YOUR INSTRUCTIONS:
Transcribe the full listing exactly, and drop every picture.

____

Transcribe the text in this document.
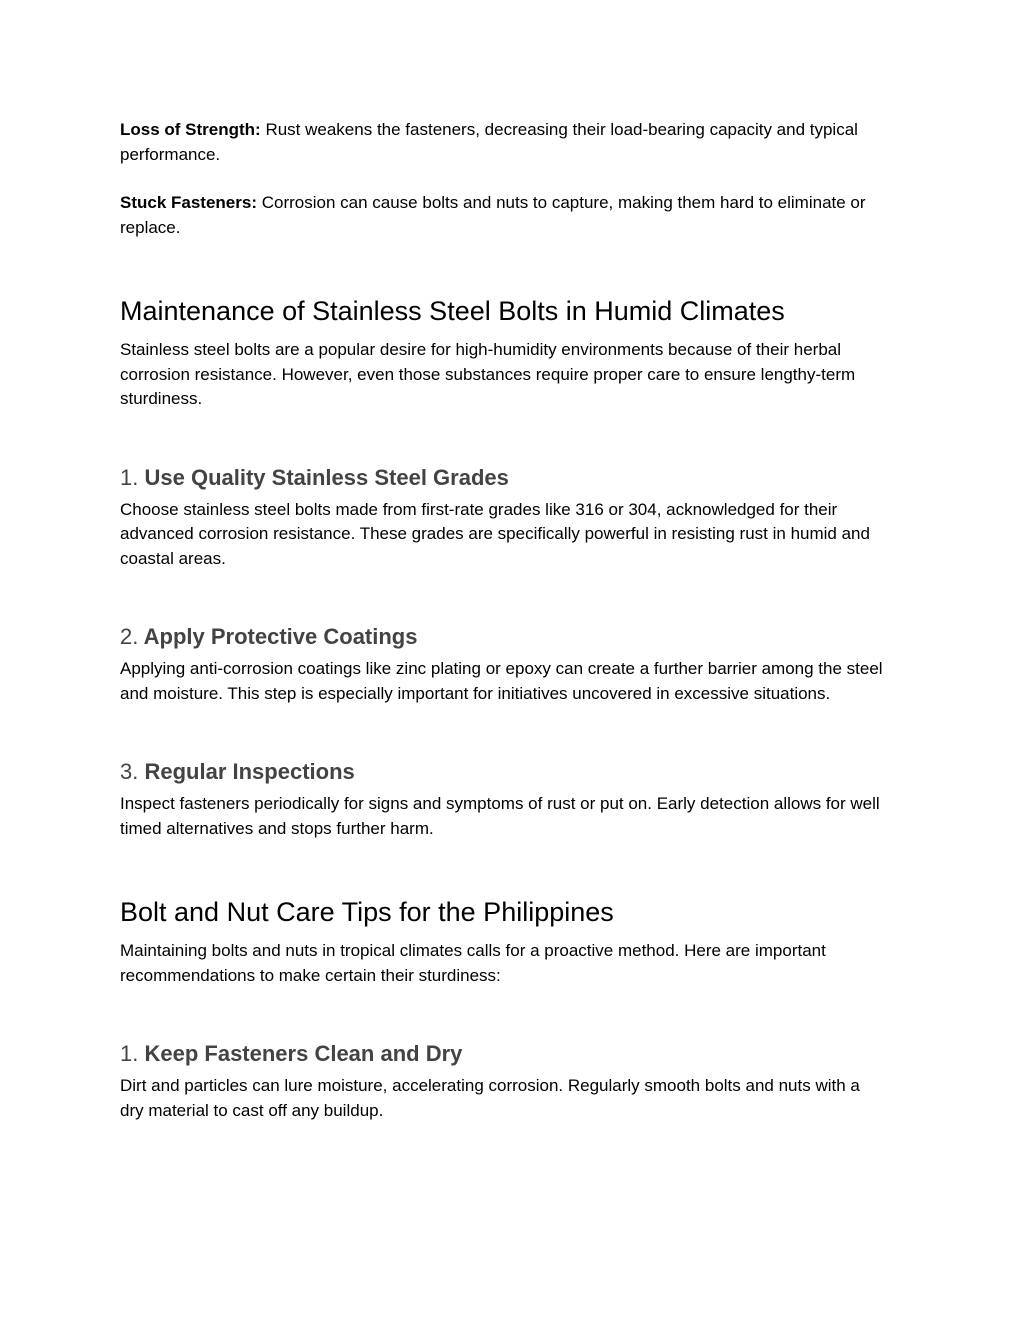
Loss of Strength: Rust weakens the fasteners, decreasing their load-bearing capacity and typical performance.

Stuck Fasteners: Corrosion can cause bolts and nuts to capture, making them hard to eliminate or replace.

Maintenance of Stainless Steel Bolts in Humid Climates

Stainless steel bolts are a popular desire for high-humidity environments because of their herbal corrosion resistance. However, even those substances require proper care to ensure lengthy-term sturdiness.

1. Use Quality Stainless Steel Grades

Choose stainless steel bolts made from first-rate grades like 316 or 304, acknowledged for their advanced corrosion resistance. These grades are specifically powerful in resisting rust in humid and coastal areas.

2. Apply Protective Coatings

Applying anti-corrosion coatings like zinc plating or epoxy can create a further barrier among the steel and moisture. This step is especially important for initiatives uncovered in excessive situations.

3. Regular Inspections

Inspect fasteners periodically for signs and symptoms of rust or put on. Early detection allows for well timed alternatives and stops further harm.

Bolt and Nut Care Tips for the Philippines

Maintaining bolts and nuts in tropical climates calls for a proactive method. Here are important recommendations to make certain their sturdiness:

1. Keep Fasteners Clean and Dry

Dirt and particles can lure moisture, accelerating corrosion. Regularly smooth bolts and nuts with a dry material to cast off any buildup.
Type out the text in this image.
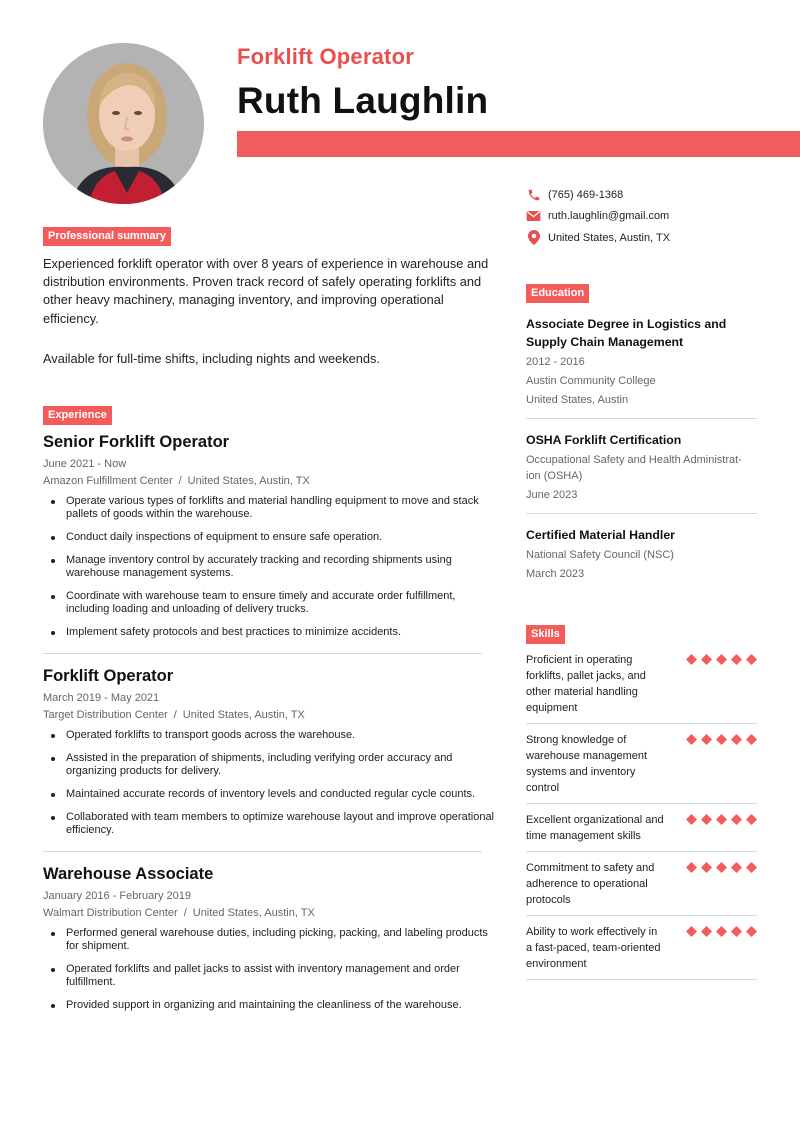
Forklift Operator
Ruth Laughlin
Professional summary

Experienced forklift operator with over 8 years of experience in warehouse and distribution environments. Proven track record of safely operating forklifts and other heavy machinery, managing inventory, and improving operational efficiency.

Available for full-time shifts, including nights and weekends.

Experience
Senior Forklift Operator
June 2021 - Now
Amazon Fulfillment Center / United States, Austin, TX
Operate various types of forklifts and material handling equipment to move and stack pallets of goods within the warehouse.
Conduct daily inspections of equipment to ensure safe operation.
Manage inventory control by accurately tracking and recording shipments using warehouse management systems.
Coordinate with warehouse team to ensure timely and accurate order fulfillment, including loading and unloading of delivery trucks.
Implement safety protocols and best practices to minimize accidents.
Forklift Operator
March 2019 - May 2021
Target Distribution Center / United States, Austin, TX
Operated forklifts to transport goods across the warehouse.
Assisted in the preparation of shipments, including verifying order accuracy and organizing products for delivery.
Maintained accurate records of inventory levels and conducted regular cycle counts.
Collaborated with team members to optimize warehouse layout and improve operational efficiency.
Warehouse Associate
January 2016 - February 2019
Walmart Distribution Center / United States, Austin, TX
Performed general warehouse duties, including picking, packing, and labeling products for shipment.
Operated forklifts and pallet jacks to assist with inventory management and order fulfillment.
Provided support in organizing and maintaining the cleanliness of the warehouse.
(765) 469-1368
ruth.laughlin@gmail.com
United States, Austin, TX
Education
Associate Degree in Logistics and Supply Chain Management
2012 - 2016
Austin Community College
United States, Austin
OSHA Forklift Certification
Occupational Safety and Health Administrat- ion (OSHA)
June 2023
Certified Material Handler
National Safety Council (NSC)
March 2023
Skills
Proficient in operating forklifts, pallet jacks, and other material handling equipment
Strong knowledge of warehouse management systems and inventory control
Excellent organizational and time management skills
Commitment to safety and adherence to operational protocols
Ability to work effectively in a fast-paced, team-oriented environment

____

FULL OUTPUT:
Transcribe the text in this document.
Loss of Strength: Rust weakens the fasteners, decreasing their load-bearing capacity and typical performance.

Stuck Fasteners: Corrosion can cause bolts and nuts to capture, making them hard to eliminate or replace.

Maintenance of Stainless Steel Bolts in Humid Climates

Stainless steel bolts are a popular desire for high-humidity environments because of their herbal corrosion resistance. However, even those substances require proper care to ensure lengthy-term sturdiness.

1. Use Quality Stainless Steel Grades

Choose stainless steel bolts made from first-rate grades like 316 or 304, acknowledged for their advanced corrosion resistance. These grades are specifically powerful in resisting rust in humid and coastal areas.

2. Apply Protective Coatings

Applying anti-corrosion coatings like zinc plating or epoxy can create a further barrier among the steel and moisture. This step is especially important for initiatives uncovered in excessive situations.

3. Regular Inspections

Inspect fasteners periodically for signs and symptoms of rust or put on. Early detection allows for well timed alternatives and stops further harm.

Bolt and Nut Care Tips for the Philippines

Maintaining bolts and nuts in tropical climates calls for a proactive method. Here are important recommendations to make certain their sturdiness:

1. Keep Fasteners Clean and Dry

Dirt and particles can lure moisture, accelerating corrosion. Regularly smooth bolts and nuts with a dry material to cast off any buildup.
Type out the text in this image.
Forklift Operator
Ruth Laughlin
Professional summary

Experienced forklift operator with over 8 years of experience in warehouse and distribution environments. Proven track record of safely operating forklifts and other heavy machinery, managing inventory, and improving operational efficiency.

Available for full-time shifts, including nights and weekends.

Experience
Senior Forklift Operator
June 2021 - Now
Amazon Fulfillment Center / United States, Austin, TX
Operate various types of forklifts and material handling equipment to move and stack pallets of goods within the warehouse.
Conduct daily inspections of equipment to ensure safe operation.
Manage inventory control by accurately tracking and recording shipments using warehouse management systems.
Coordinate with warehouse team to ensure timely and accurate order fulfillment, including loading and unloading of delivery trucks.
Implement safety protocols and best practices to minimize accidents.
Forklift Operator
March 2019 - May 2021
Target Distribution Center / United States, Austin, TX
Operated forklifts to transport goods across the warehouse.
Assisted in the preparation of shipments, including verifying order accuracy and organizing products for delivery.
Maintained accurate records of inventory levels and conducted regular cycle counts.
Collaborated with team members to optimize warehouse layout and improve operational efficiency.
Warehouse Associate
January 2016 - February 2019
Walmart Distribution Center / United States, Austin, TX
Performed general warehouse duties, including picking, packing, and labeling products for shipment.
Operated forklifts and pallet jacks to assist with inventory management and order fulfillment.
Provided support in organizing and maintaining the cleanliness of the warehouse.
(765) 469-1368
ruth.laughlin@gmail.com
United States, Austin, TX
Education
Associate Degree in Logistics and Supply Chain Management
2012 - 2016
Austin Community College
United States, Austin
OSHA Forklift Certification
Occupational Safety and Health Administrat- ion (OSHA)
June 2023
Certified Material Handler
National Safety Council (NSC)
March 2023
Skills
Proficient in operating forklifts, pallet jacks, and other material handling equipment
Strong knowledge of warehouse management systems and inventory control
Excellent organizational and time management skills
Commitment to safety and adherence to operational protocols
Ability to work effectively in a fast-paced, team-oriented environment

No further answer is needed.